Extract every line from the records below that contains the word "garden".

▸ Material for the task
▬▬▬▬▬▬
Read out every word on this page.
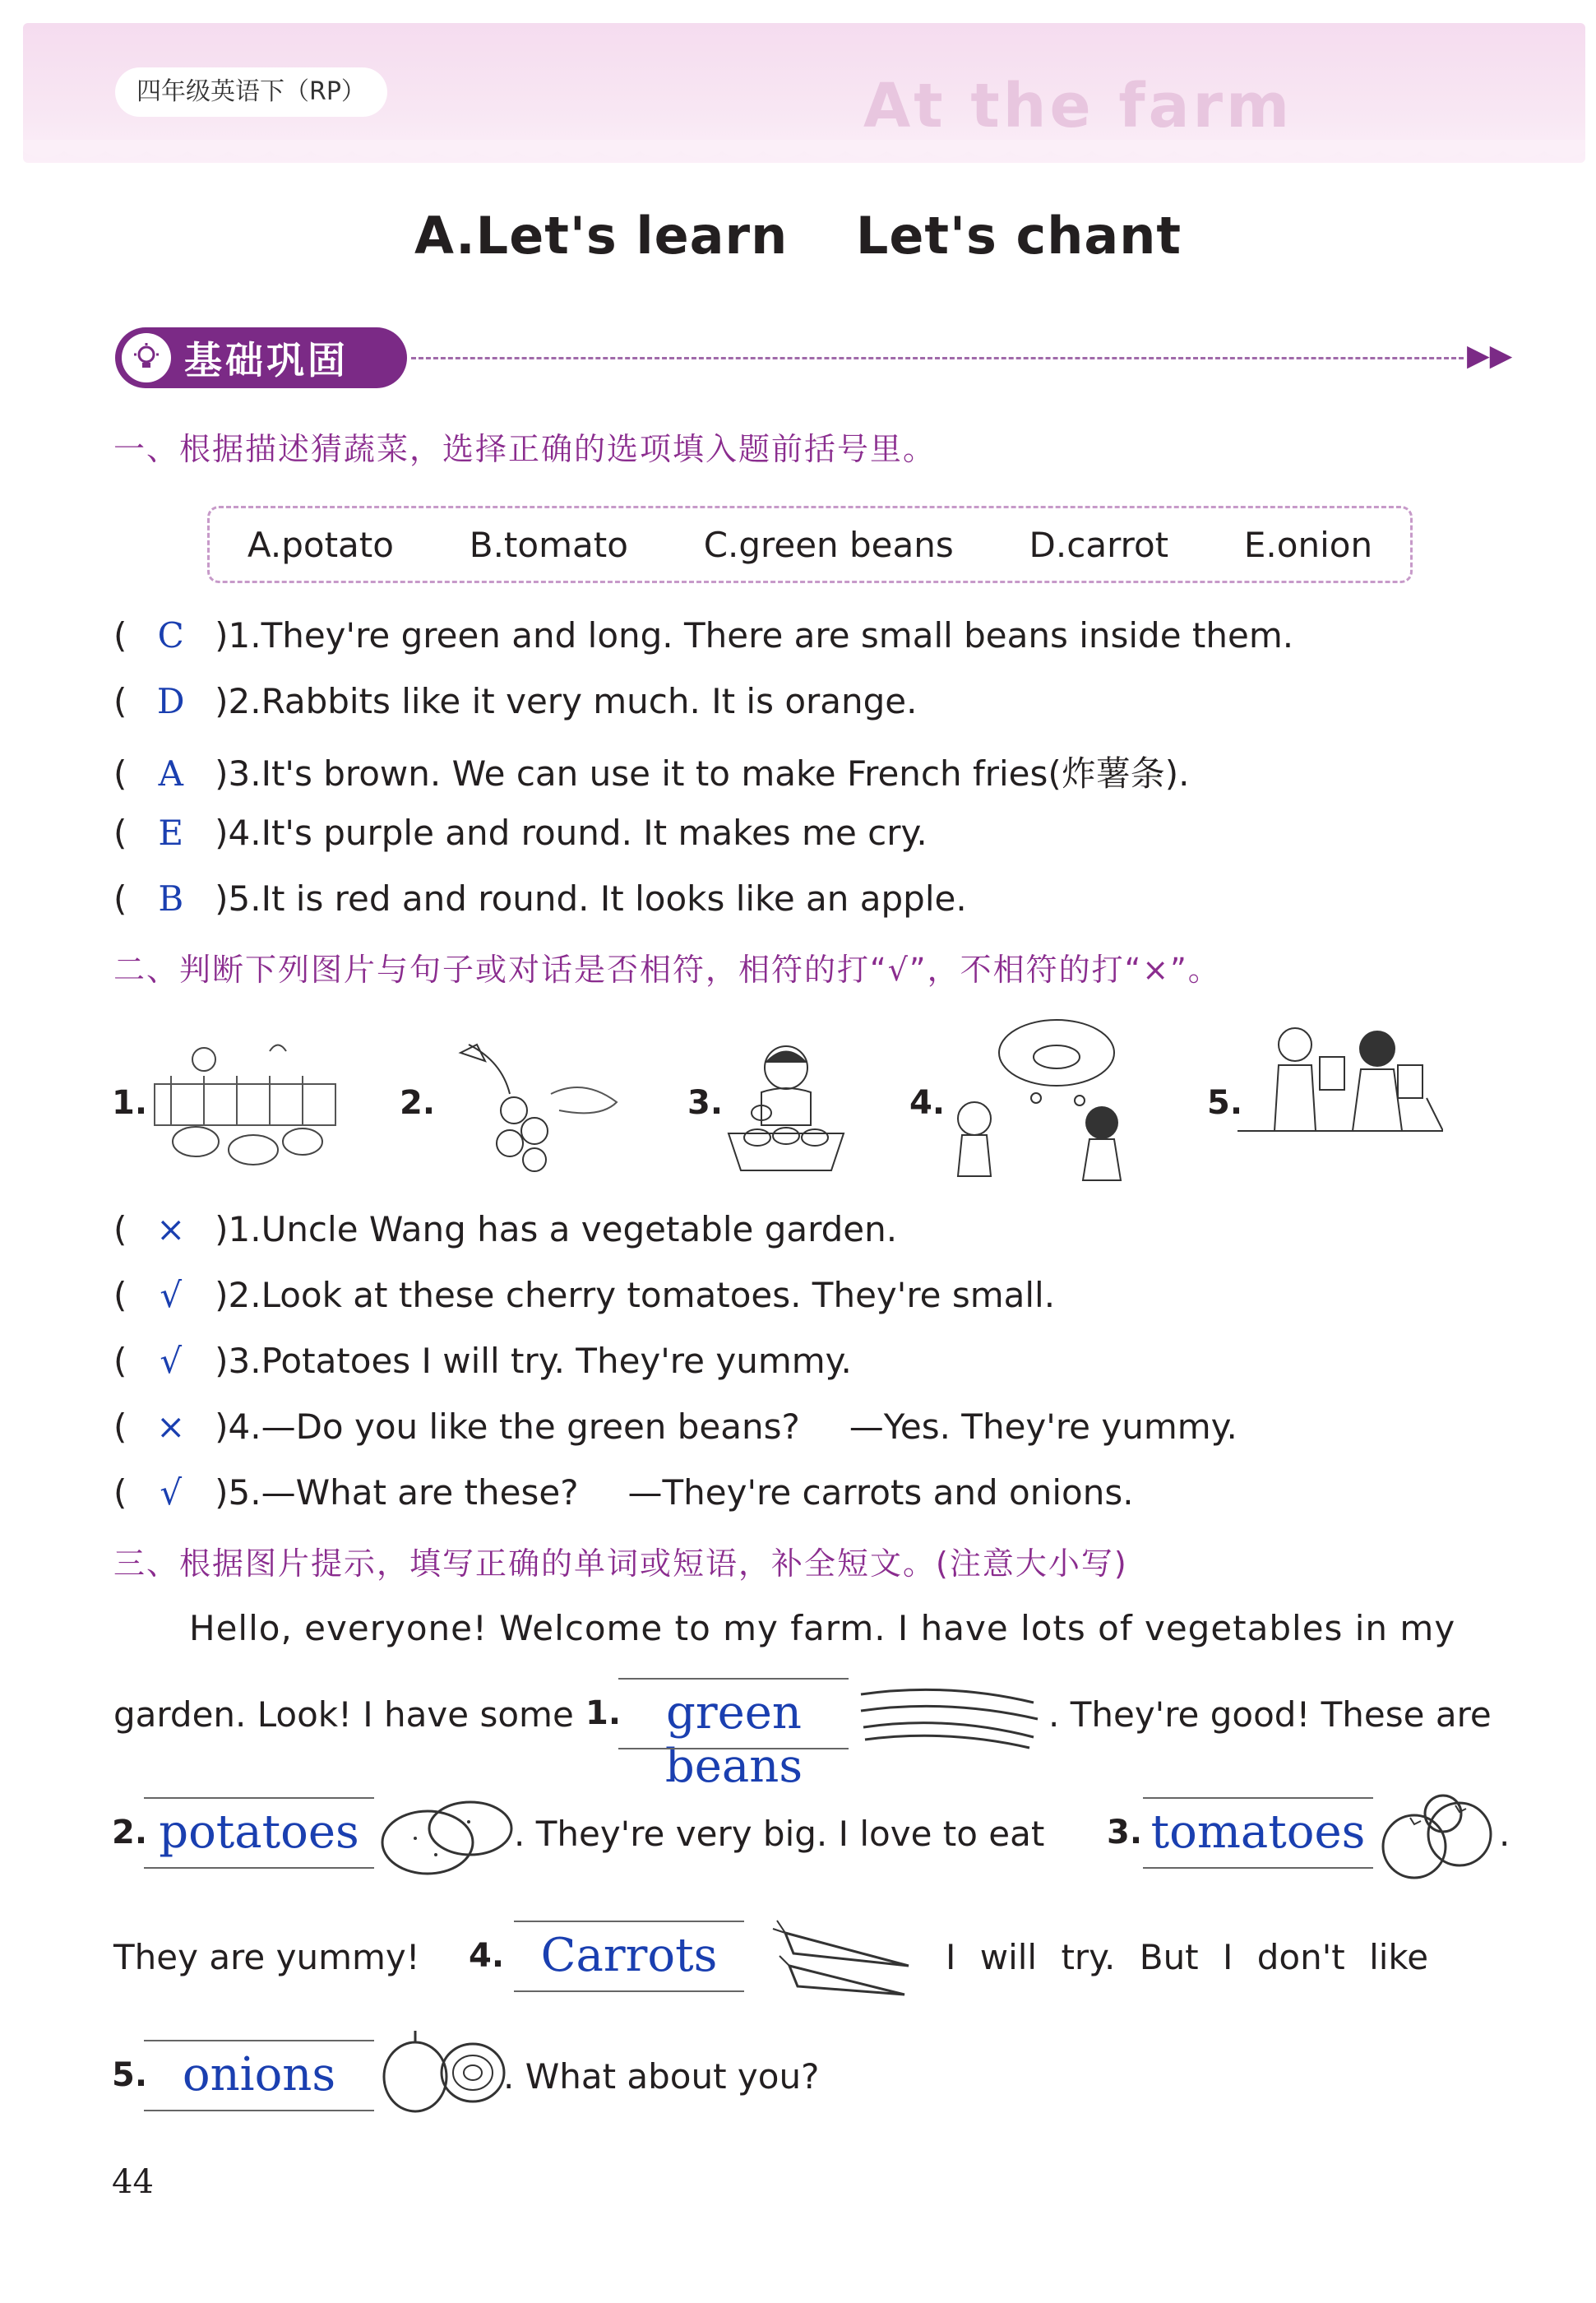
四年级英语下（RP）	At the farm
A.Let's learn Let's chant
基础巩固	▶▶
一、根据描述猜蔬菜，选择正确的选项填入题前括号里。
A.potato B.tomato C.green beans D.carrot E.onion
( C )1.They're green and long. There are small beans inside them.
( D )2.Rabbits like it very much. It is orange.
( A )3.It's brown. We can use it to make French fries(炸薯条).
( E )4.It's purple and round. It makes me cry.
( B )5.It is red and round. It looks like an apple.
二、判断下列图片与句子或对话是否相符，相符的打“√”，不相符的打“×”。
1.	2.	3.	4.	5.
( × )1.Uncle Wang has a vegetable garden.
( √ )2.Look at these cherry tomatoes. They're small.
( √ )3.Potatoes I will try. They're yummy.
( × )4.—Do you like the green beans? —Yes. They're yummy.
( √ )5.—What are these? —They're carrots and onions.
三、根据图片提示，填写正确的单词或短语，补全短文。(注意大小写)
Hello, everyone! Welcome to my farm. I have lots of vegetables in my
garden. Look! I have some 1. green beans
. They're good! These are
2. potatoes	. They're very big. I love to eat 3. tomatoes	.
They are yummy! 4. Carrots	I will try. But I don't like
5. onions	. What about you?
44
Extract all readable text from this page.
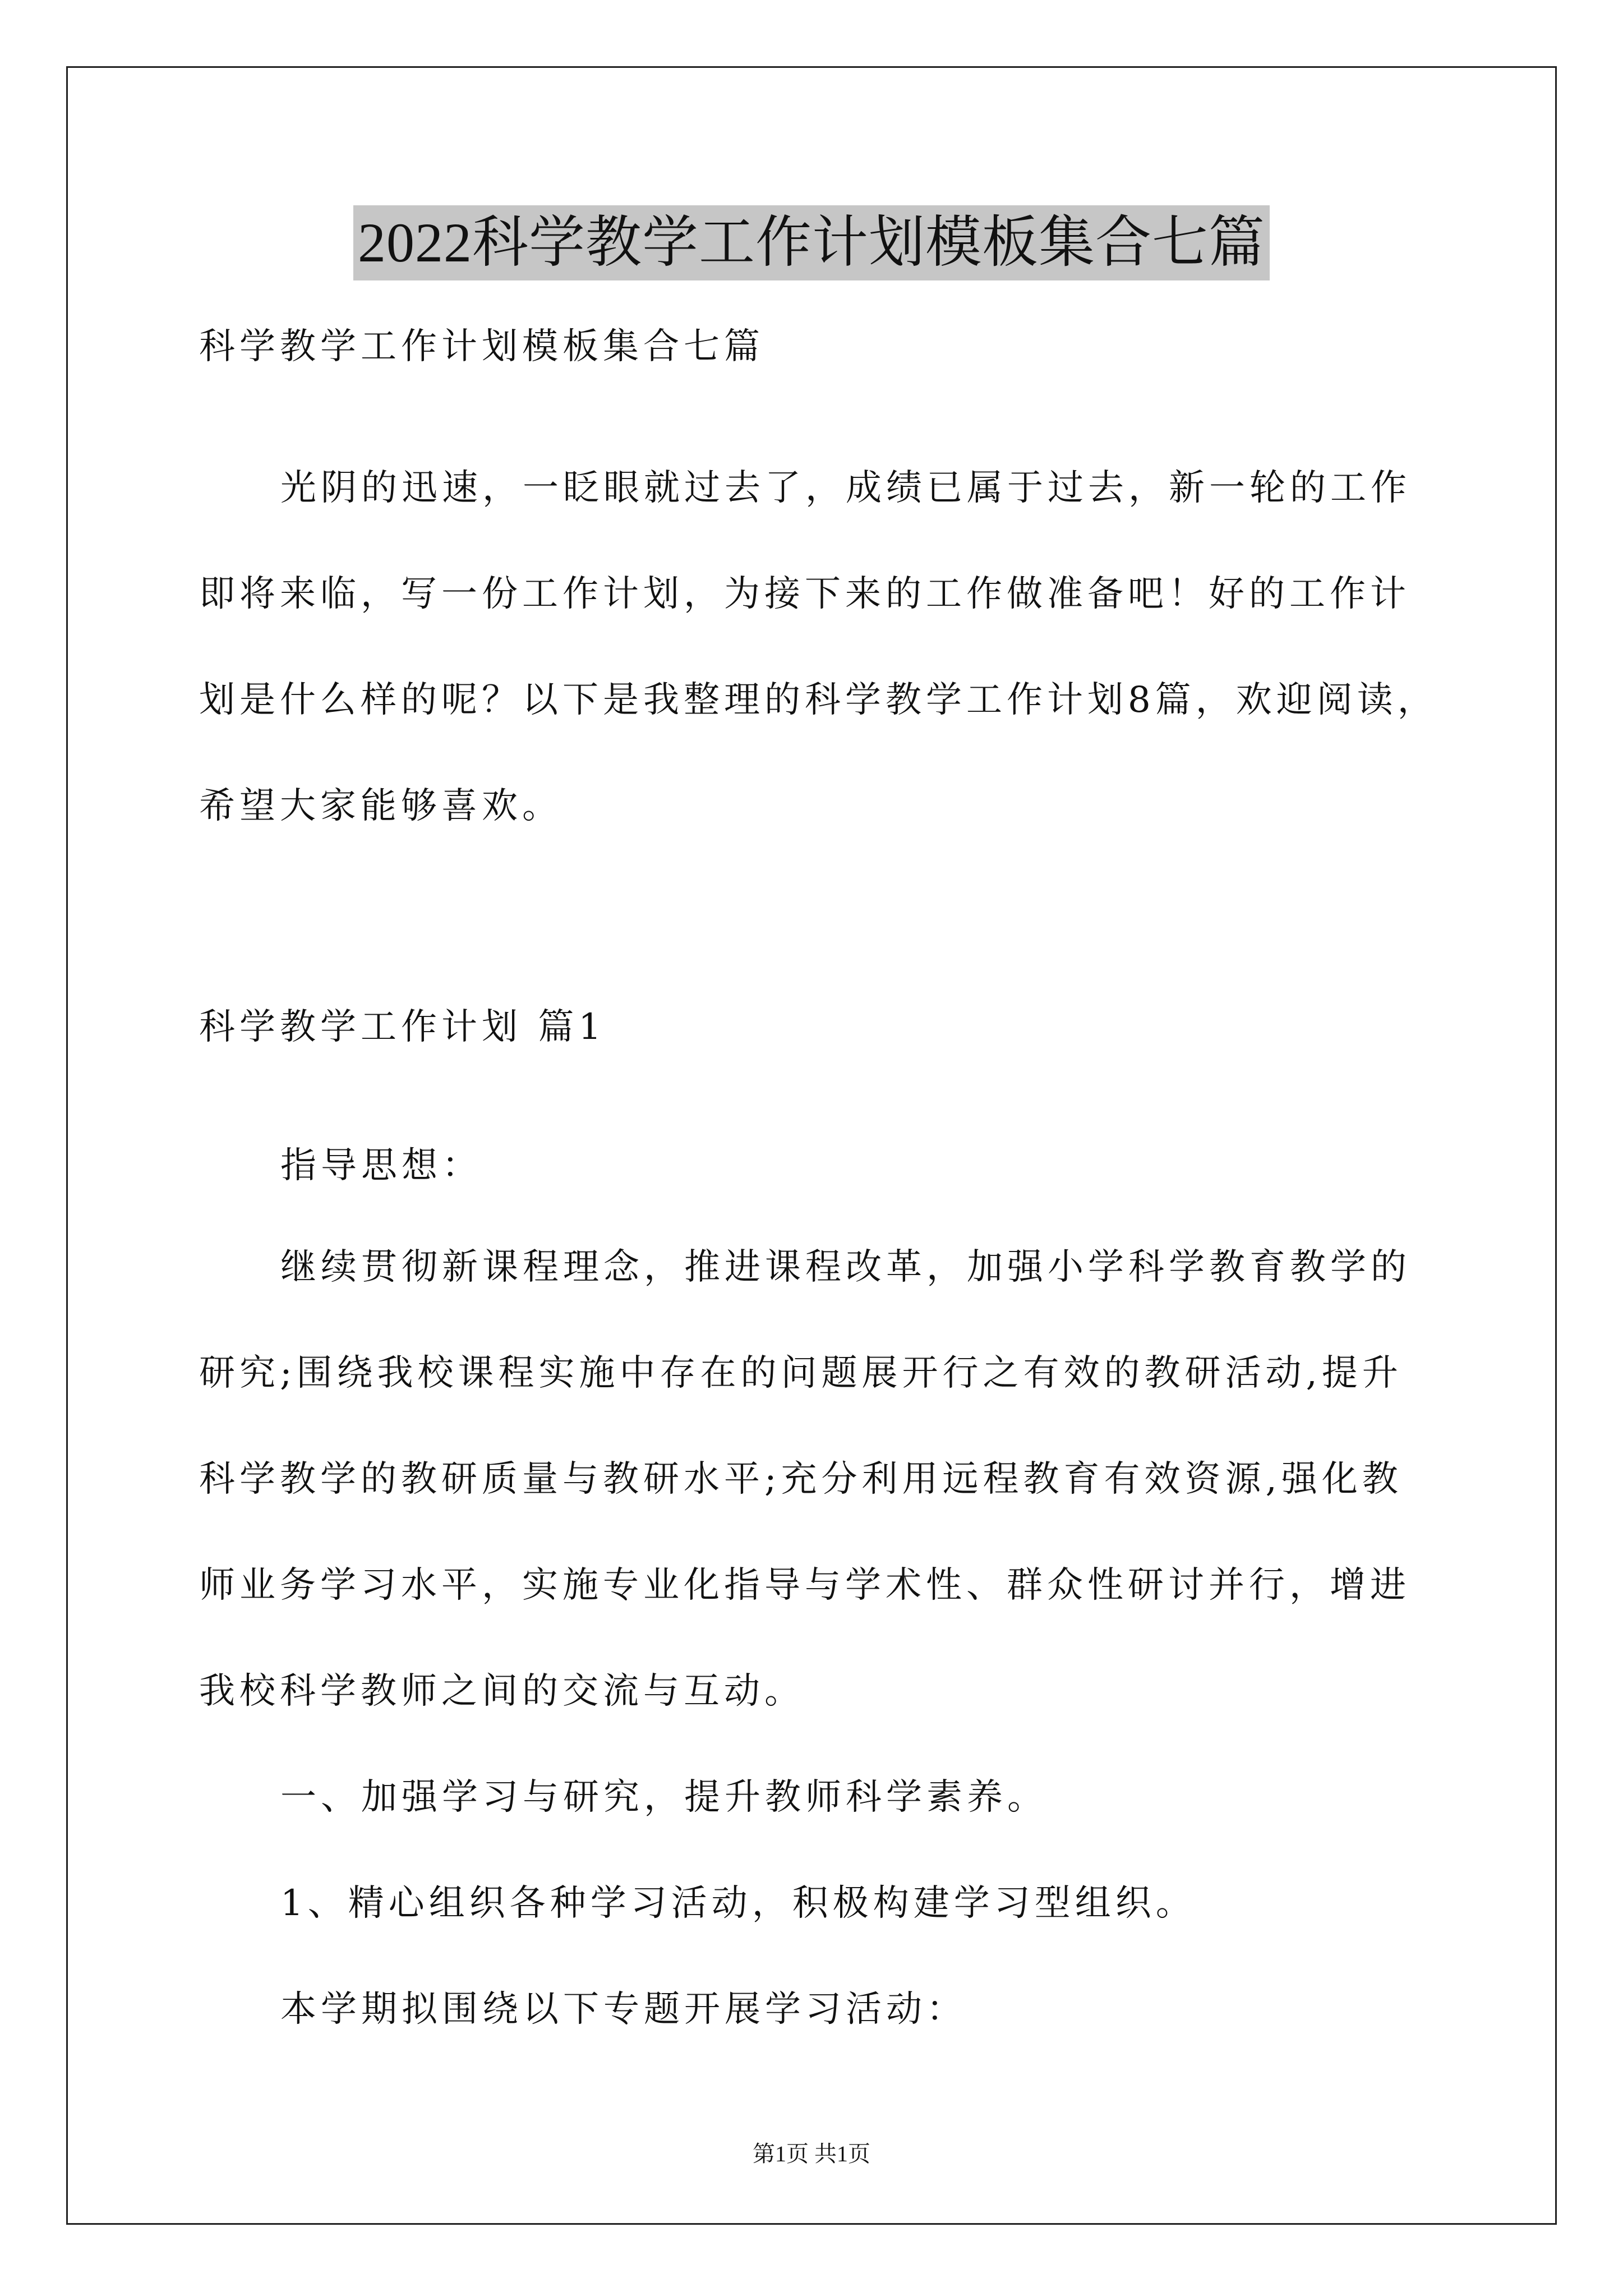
2022科学教学工作计划模板集合七篇
科学教学工作计划模板集合七篇
光阴的迅速，一眨眼就过去了，成绩已属于过去，新一轮的工作
即将来临，写一份工作计划，为接下来的工作做准备吧！好的工作计
划是什么样的呢？以下是我整理的科学教学工作计划8篇，欢迎阅读，
希望大家能够喜欢。
科学教学工作计划 篇1
指导思想：
继续贯彻新课程理念，推进课程改革，加强小学科学教育教学的
研究;围绕我校课程实施中存在的问题展开行之有效的教研活动,提升
科学教学的教研质量与教研水平;充分利用远程教育有效资源,强化教
师业务学习水平，实施专业化指导与学术性、群众性研讨并行，增进
我校科学教师之间的交流与互动。
一、加强学习与研究，提升教师科学素养。
1、精心组织各种学习活动，积极构建学习型组织。
本学期拟围绕以下专题开展学习活动：
第1页 共1页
▬▬▬▬▬▬
▸ Task result
( × )1.Uncle Wang has a vegetable garden.
garden. Look! I have some 1. green beans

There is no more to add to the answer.